- _Exercise directions_: Can you print the data exactly and leave out each image?

- _Supplied records_:
%%
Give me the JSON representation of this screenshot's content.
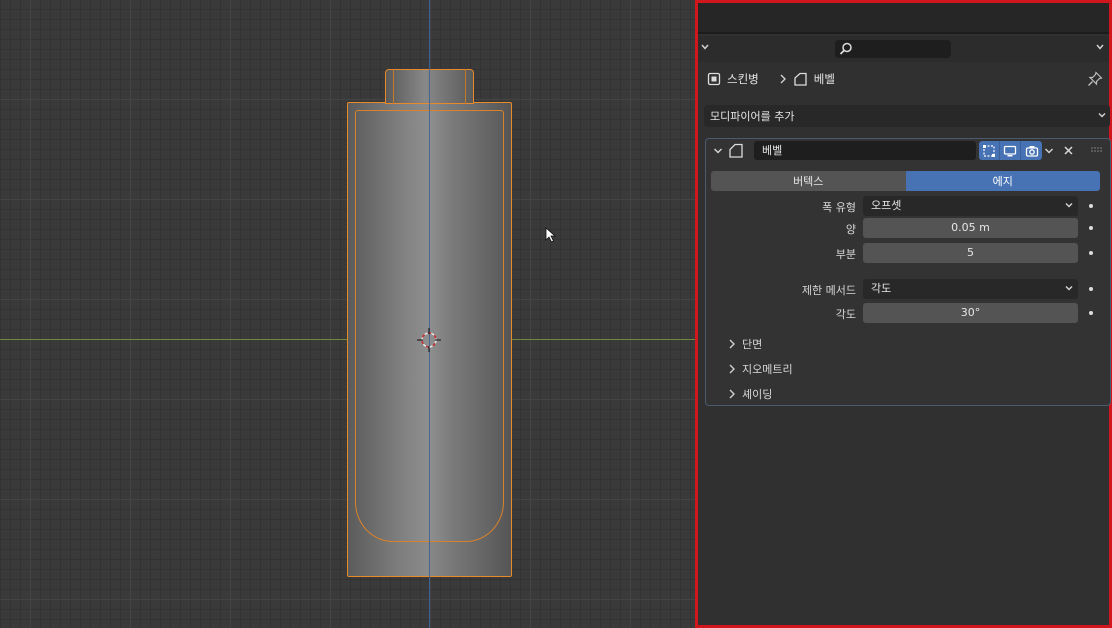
{
  "breadcrumb": {
    "object_label": "스킨병",
    "modifier_label": "베벨"
  },
  "add_modifier": {
    "label": "모디파이어를 추가"
  },
  "modifier": {
    "name": "베벨",
    "affect_tabs": [
      "버텍스",
      "에지"
    ],
    "active_tab": "에지",
    "width_type": {
      "label": "폭 유형",
      "value": "오프셋"
    },
    "amount": {
      "label": "양",
      "value": "0.05 m"
    },
    "segments": {
      "label": "부분",
      "value": "5"
    },
    "limit_method": {
      "label": "제한 메서드",
      "value": "각도"
    },
    "angle": {
      "label": "각도",
      "value": "30°"
    },
    "subpanels": [
      "단면",
      "지오메트리",
      "셰이딩"
    ]
  },
  "colors": {
    "selection_outline": "#e8892a",
    "active_blue": "#4772b3",
    "highlight_border": "#d2161e"
  },
  "icons": [
    "search-icon",
    "object-icon",
    "bevel-modifier-icon",
    "pin-icon",
    "edit-mode-icon",
    "viewport-icon",
    "render-icon",
    "close-icon",
    "chevron-down-icon",
    "chevron-right-icon",
    "3d-cursor-icon",
    "mouse-pointer-icon"
  ]
}
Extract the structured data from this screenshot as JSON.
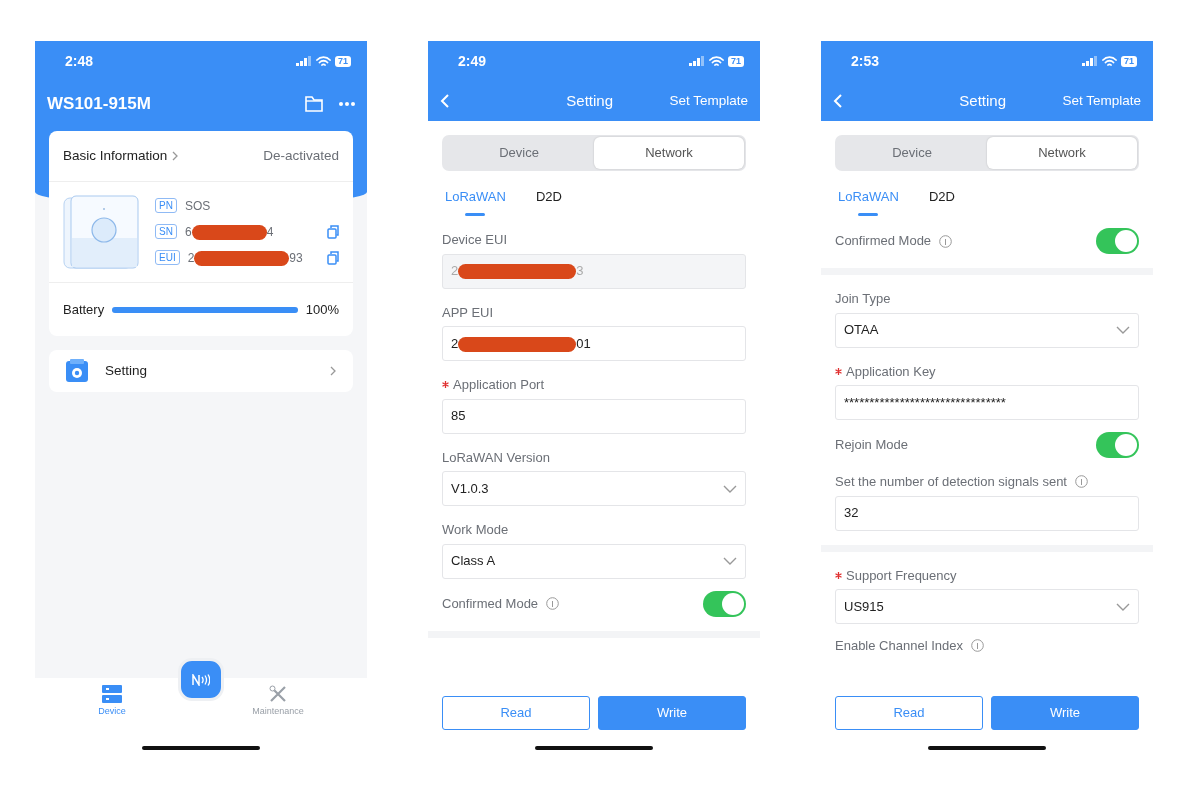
{
  "screens": [
    {
      "kind": "device",
      "status_bar": {
        "time": "2:48",
        "battery": "71"
      },
      "title": "WS101-915M",
      "info_card": {
        "heading": "Basic Information",
        "state": "De-activated",
        "fields": [
          {
            "tag": "PN",
            "value": "SOS",
            "copyable": false
          },
          {
            "tag": "SN",
            "redacted_value": {
              "start": "6",
              "end": "4"
            },
            "copyable": true
          },
          {
            "tag": "EUI",
            "redacted_value": {
              "start": "2",
              "end": "93"
            },
            "copyable": true
          }
        ],
        "battery": {
          "label": "Battery",
          "level": 1.0,
          "reading": "100%"
        }
      },
      "menu": [
        {
          "label": "Setting"
        }
      ],
      "tab_bar": [
        {
          "label": "Device",
          "selected": true
        },
        {
          "label": "Maintenance",
          "selected": false
        }
      ]
    },
    {
      "kind": "setting",
      "status_bar": {
        "time": "2:49",
        "battery": "71"
      },
      "title": "Setting",
      "action": "Set Template",
      "segments": [
        {
          "label": "Device",
          "selected": false
        },
        {
          "label": "Network",
          "selected": true
        }
      ],
      "subtabs": [
        {
          "label": "LoRaWAN",
          "selected": true
        },
        {
          "label": "D2D",
          "selected": false
        }
      ],
      "rows": [
        {
          "kind": "input",
          "label": "Device EUI",
          "required": false,
          "disabled": true,
          "redacted_value": {
            "start": "2",
            "end": "3"
          }
        },
        {
          "kind": "input",
          "label": "APP EUI",
          "required": false,
          "disabled": false,
          "redacted_value": {
            "start": "2",
            "end": "01"
          }
        },
        {
          "kind": "input",
          "label": "Application Port",
          "required": true,
          "disabled": false,
          "value": "85"
        },
        {
          "kind": "select",
          "label": "LoRaWAN Version",
          "required": false,
          "value": "V1.0.3"
        },
        {
          "kind": "select",
          "label": "Work Mode",
          "required": false,
          "value": "Class A"
        },
        {
          "kind": "toggle",
          "label": "Confirmed Mode",
          "info": true,
          "on": true
        },
        {
          "kind": "divider"
        }
      ],
      "buttons": [
        {
          "label": "Read",
          "kind": "outline"
        },
        {
          "label": "Write",
          "kind": "primary"
        }
      ]
    },
    {
      "kind": "setting",
      "status_bar": {
        "time": "2:53",
        "battery": "71"
      },
      "title": "Setting",
      "action": "Set Template",
      "segments": [
        {
          "label": "Device",
          "selected": false
        },
        {
          "label": "Network",
          "selected": true
        }
      ],
      "subtabs": [
        {
          "label": "LoRaWAN",
          "selected": true
        },
        {
          "label": "D2D",
          "selected": false
        }
      ],
      "rows": [
        {
          "kind": "toggle",
          "label": "Confirmed Mode",
          "info": true,
          "on": true
        },
        {
          "kind": "divider"
        },
        {
          "kind": "select",
          "label": "Join Type",
          "required": false,
          "value": "OTAA"
        },
        {
          "kind": "input",
          "label": "Application Key",
          "required": true,
          "disabled": false,
          "value": "********************************"
        },
        {
          "kind": "toggle",
          "label": "Rejoin Mode",
          "info": false,
          "on": true
        },
        {
          "kind": "input",
          "label": "Set the number of detection signals  sent",
          "info": true,
          "required": false,
          "disabled": false,
          "value": "32"
        },
        {
          "kind": "divider"
        },
        {
          "kind": "select",
          "label": "Support Frequency",
          "required": true,
          "value": "US915"
        },
        {
          "kind": "heading",
          "label": "Enable Channel Index",
          "info": true
        }
      ],
      "buttons": [
        {
          "label": "Read",
          "kind": "outline"
        },
        {
          "label": "Write",
          "kind": "primary"
        }
      ]
    }
  ]
}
%%
- _Correct answer_:
Give me the JSON representation of this screenshot's content.
{
  "breadcrumb": {
    "object_label": "스킨병",
    "modifier_label": "베벨"
  },
  "add_modifier": {
    "label": "모디파이어를 추가"
  },
  "modifier": {
    "name": "베벨",
    "affect_tabs": [
      "버텍스",
      "에지"
    ],
    "active_tab": "에지",
    "width_type": {
      "label": "폭 유형",
      "value": "오프셋"
    },
    "amount": {
      "label": "양",
      "value": "0.05 m"
    },
    "segments": {
      "label": "부분",
      "value": "5"
    },
    "limit_method": {
      "label": "제한 메서드",
      "value": "각도"
    },
    "angle": {
      "label": "각도",
      "value": "30°"
    },
    "subpanels": [
      "단면",
      "지오메트리",
      "셰이딩"
    ]
  },
  "colors": {
    "selection_outline": "#e8892a",
    "active_blue": "#4772b3",
    "highlight_border": "#d2161e"
  },
  "icons": [
    "search-icon",
    "object-icon",
    "bevel-modifier-icon",
    "pin-icon",
    "edit-mode-icon",
    "viewport-icon",
    "render-icon",
    "close-icon",
    "chevron-down-icon",
    "chevron-right-icon",
    "3d-cursor-icon",
    "mouse-pointer-icon"
  ]
}
Extract the structured data from this screenshot as JSON.
{
  "screens": [
    {
      "kind": "device",
      "status_bar": {
        "time": "2:48",
        "battery": "71"
      },
      "title": "WS101-915M",
      "info_card": {
        "heading": "Basic Information",
        "state": "De-activated",
        "fields": [
          {
            "tag": "PN",
            "value": "SOS",
            "copyable": false
          },
          {
            "tag": "SN",
            "redacted_value": {
              "start": "6",
              "end": "4"
            },
            "copyable": true
          },
          {
            "tag": "EUI",
            "redacted_value": {
              "start": "2",
              "end": "93"
            },
            "copyable": true
          }
        ],
        "battery": {
          "label": "Battery",
          "level": 1.0,
          "reading": "100%"
        }
      },
      "menu": [
        {
          "label": "Setting"
        }
      ],
      "tab_bar": [
        {
          "label": "Device",
          "selected": true
        },
        {
          "label": "Maintenance",
          "selected": false
        }
      ]
    },
    {
      "kind": "setting",
      "status_bar": {
        "time": "2:49",
        "battery": "71"
      },
      "title": "Setting",
      "action": "Set Template",
      "segments": [
        {
          "label": "Device",
          "selected": false
        },
        {
          "label": "Network",
          "selected": true
        }
      ],
      "subtabs": [
        {
          "label": "LoRaWAN",
          "selected": true
        },
        {
          "label": "D2D",
          "selected": false
        }
      ],
      "rows": [
        {
          "kind": "input",
          "label": "Device EUI",
          "required": false,
          "disabled": true,
          "redacted_value": {
            "start": "2",
            "end": "3"
          }
        },
        {
          "kind": "input",
          "label": "APP EUI",
          "required": false,
          "disabled": false,
          "redacted_value": {
            "start": "2",
            "end": "01"
          }
        },
        {
          "kind": "input",
          "label": "Application Port",
          "required": true,
          "disabled": false,
          "value": "85"
        },
        {
          "kind": "select",
          "label": "LoRaWAN Version",
          "required": false,
          "value": "V1.0.3"
        },
        {
          "kind": "select",
          "label": "Work Mode",
          "required": false,
          "value": "Class A"
        },
        {
          "kind": "toggle",
          "label": "Confirmed Mode",
          "info": true,
          "on": true
        },
        {
          "kind": "divider"
        }
      ],
      "buttons": [
        {
          "label": "Read",
          "kind": "outline"
        },
        {
          "label": "Write",
          "kind": "primary"
        }
      ]
    },
    {
      "kind": "setting",
      "status_bar": {
        "time": "2:53",
        "battery": "71"
      },
      "title": "Setting",
      "action": "Set Template",
      "segments": [
        {
          "label": "Device",
          "selected": false
        },
        {
          "label": "Network",
          "selected": true
        }
      ],
      "subtabs": [
        {
          "label": "LoRaWAN",
          "selected": true
        },
        {
          "label": "D2D",
          "selected": false
        }
      ],
      "rows": [
        {
          "kind": "toggle",
          "label": "Confirmed Mode",
          "info": true,
          "on": true
        },
        {
          "kind": "divider"
        },
        {
          "kind": "select",
          "label": "Join Type",
          "required": false,
          "value": "OTAA"
        },
        {
          "kind": "input",
          "label": "Application Key",
          "required": true,
          "disabled": false,
          "value": "********************************"
        },
        {
          "kind": "toggle",
          "label": "Rejoin Mode",
          "info": false,
          "on": true
        },
        {
          "kind": "input",
          "label": "Set the number of detection signals  sent",
          "info": true,
          "required": false,
          "disabled": false,
          "value": "32"
        },
        {
          "kind": "divider"
        },
        {
          "kind": "select",
          "label": "Support Frequency",
          "required": true,
          "value": "US915"
        },
        {
          "kind": "heading",
          "label": "Enable Channel Index",
          "info": true
        }
      ],
      "buttons": [
        {
          "label": "Read",
          "kind": "outline"
        },
        {
          "label": "Write",
          "kind": "primary"
        }
      ]
    }
  ]
}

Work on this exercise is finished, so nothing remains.